Goal: Write out each line that follows exactly as it stands, without the pictures.

Material shown:

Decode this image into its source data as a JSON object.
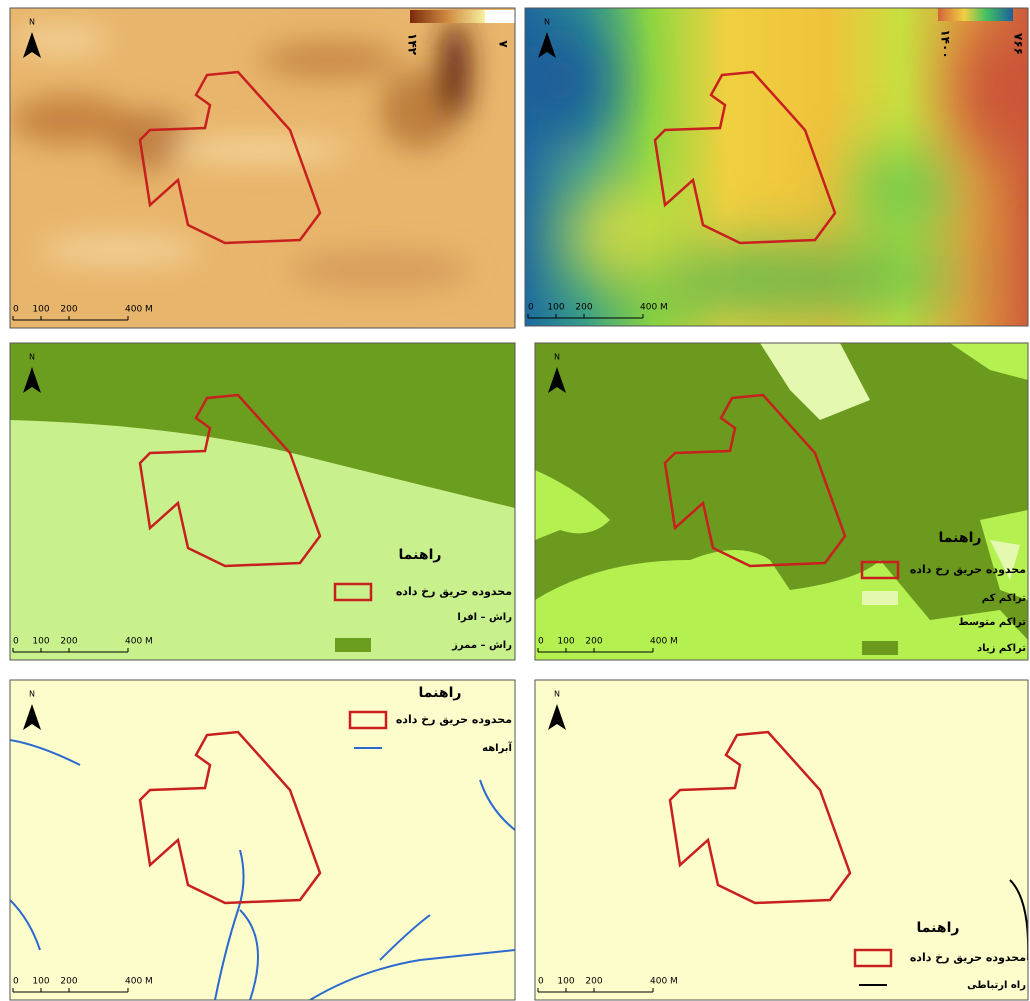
{
  "panels": [
    {
      "north": "N",
      "scale": [
        "0",
        "100",
        "200",
        "400 M"
      ],
      "colorbar": [
        "۱۴۲",
        "۷"
      ]
    },
    {
      "north": "N",
      "scale": [
        "0",
        "100",
        "200",
        "400 M"
      ],
      "colorbar": [
        "۱۴۰۰",
        "۷۶۶"
      ]
    },
    {
      "north": "N",
      "scale": [
        "0",
        "100",
        "200",
        "400 M"
      ],
      "legend": {
        "title": "راهنما",
        "items": [
          {
            "label": "محدوده حریق رخ داده",
            "type": "outline",
            "color": "#c8201e"
          },
          {
            "label": "راش – افرا",
            "type": "fill",
            "color": "#c8f08c"
          },
          {
            "label": "راش – ممرز",
            "type": "fill",
            "color": "#6b9e1f"
          }
        ]
      }
    },
    {
      "north": "N",
      "scale": [
        "0",
        "100",
        "200",
        "400 M"
      ],
      "legend": {
        "title": "راهنما",
        "items": [
          {
            "label": "محدوده حریق رخ داده",
            "type": "outline",
            "color": "#c8201e"
          },
          {
            "label": "تراکم کم",
            "type": "fill",
            "color": "#e4f8b0"
          },
          {
            "label": "تراکم متوسط",
            "type": "fill",
            "color": "#b4f050"
          },
          {
            "label": "تراکم زیاد",
            "type": "fill",
            "color": "#6b9a1e"
          }
        ]
      }
    },
    {
      "north": "N",
      "scale": [
        "0",
        "100",
        "200",
        "400 M"
      ],
      "legend": {
        "title": "راهنما",
        "items": [
          {
            "label": "محدوده حریق رخ داده",
            "type": "outline",
            "color": "#c8201e"
          },
          {
            "label": "آبراهه",
            "type": "line",
            "color": "#2a6ad0"
          }
        ]
      }
    },
    {
      "north": "N",
      "scale": [
        "0",
        "100",
        "200",
        "400 M"
      ],
      "legend": {
        "title": "راهنما",
        "items": [
          {
            "label": "محدوده حریق رخ داده",
            "type": "outline",
            "color": "#c8201e"
          },
          {
            "label": "راه ارتباطی",
            "type": "line",
            "color": "#000000"
          }
        ]
      }
    }
  ]
}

Exercise solution:
Decode this image into its source data as a JSON object.
{
  "panels": [
    {
      "north": "N",
      "scale": [
        "0",
        "100",
        "200",
        "400 M"
      ],
      "colorbar": [
        "۱۴۲",
        "۷"
      ]
    },
    {
      "north": "N",
      "scale": [
        "0",
        "100",
        "200",
        "400 M"
      ],
      "colorbar": [
        "۱۴۰۰",
        "۷۶۶"
      ]
    },
    {
      "north": "N",
      "scale": [
        "0",
        "100",
        "200",
        "400 M"
      ],
      "legend": {
        "title": "راهنما",
        "items": [
          {
            "label": "محدوده حریق رخ داده",
            "type": "outline",
            "color": "#c8201e"
          },
          {
            "label": "راش – افرا",
            "type": "fill",
            "color": "#c8f08c"
          },
          {
            "label": "راش – ممرز",
            "type": "fill",
            "color": "#6b9e1f"
          }
        ]
      }
    },
    {
      "north": "N",
      "scale": [
        "0",
        "100",
        "200",
        "400 M"
      ],
      "legend": {
        "title": "راهنما",
        "items": [
          {
            "label": "محدوده حریق رخ داده",
            "type": "outline",
            "color": "#c8201e"
          },
          {
            "label": "تراکم کم",
            "type": "fill",
            "color": "#e4f8b0"
          },
          {
            "label": "تراکم متوسط",
            "type": "fill",
            "color": "#b4f050"
          },
          {
            "label": "تراکم زیاد",
            "type": "fill",
            "color": "#6b9a1e"
          }
        ]
      }
    },
    {
      "north": "N",
      "scale": [
        "0",
        "100",
        "200",
        "400 M"
      ],
      "legend": {
        "title": "راهنما",
        "items": [
          {
            "label": "محدوده حریق رخ داده",
            "type": "outline",
            "color": "#c8201e"
          },
          {
            "label": "آبراهه",
            "type": "line",
            "color": "#2a6ad0"
          }
        ]
      }
    },
    {
      "north": "N",
      "scale": [
        "0",
        "100",
        "200",
        "400 M"
      ],
      "legend": {
        "title": "راهنما",
        "items": [
          {
            "label": "محدوده حریق رخ داده",
            "type": "outline",
            "color": "#c8201e"
          },
          {
            "label": "راه ارتباطی",
            "type": "line",
            "color": "#000000"
          }
        ]
      }
    }
  ]
}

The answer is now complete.